_RECORDED DATA:_
_ _ _ _ _ _ _
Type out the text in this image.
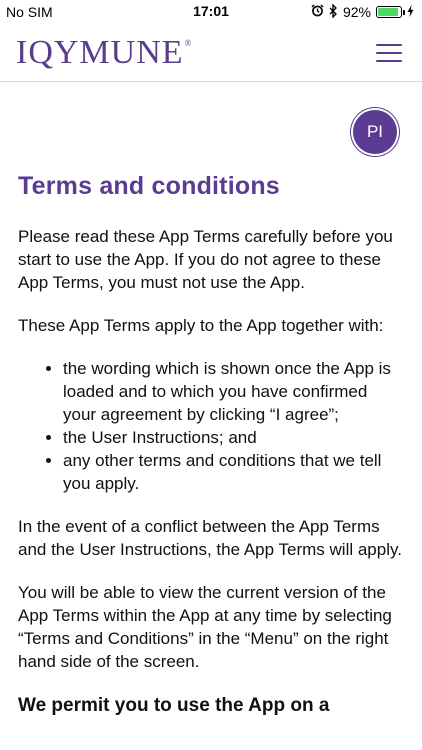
No SIM	17:01	92%
IQYMUNE®
PI
Terms and conditions

Please read these App Terms carefully before you start to use the App. If you do not agree to these App Terms, you must not use the App.

These App Terms apply to the App together with:

• the wording which is shown once the App is loaded and to which you have confirmed your agreement by clicking “I agree”;
• the User Instructions; and
• any other terms and conditions that we tell you apply.

In the event of a conflict between the App Terms and the User Instructions, the App Terms will apply.

You will be able to view the current version of the App Terms within the App at any time by selecting “Terms and Conditions” in the “Menu” on the right hand side of the screen.

We permit you to use the App on a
_ _ _ _ _ _ _
_INSTRUCTIONS TO FOLLOW:_ Output every entry exactly as given; pictures are not part of the copy.

_OUTPUT FOR THIS EXERCISE:_
Type out the text in this image.
No SIM	17:01	92%
IQYMUNE®
PI
Terms and conditions

Please read these App Terms carefully before you start to use the App. If you do not agree to these App Terms, you must not use the App.

These App Terms apply to the App together with:

• the wording which is shown once the App is loaded and to which you have confirmed your agreement by clicking “I agree”;
• the User Instructions; and
• any other terms and conditions that we tell you apply.

In the event of a conflict between the App Terms and the User Instructions, the App Terms will apply.

You will be able to view the current version of the App Terms within the App at any time by selecting “Terms and Conditions” in the “Menu” on the right hand side of the screen.

We permit you to use the App on a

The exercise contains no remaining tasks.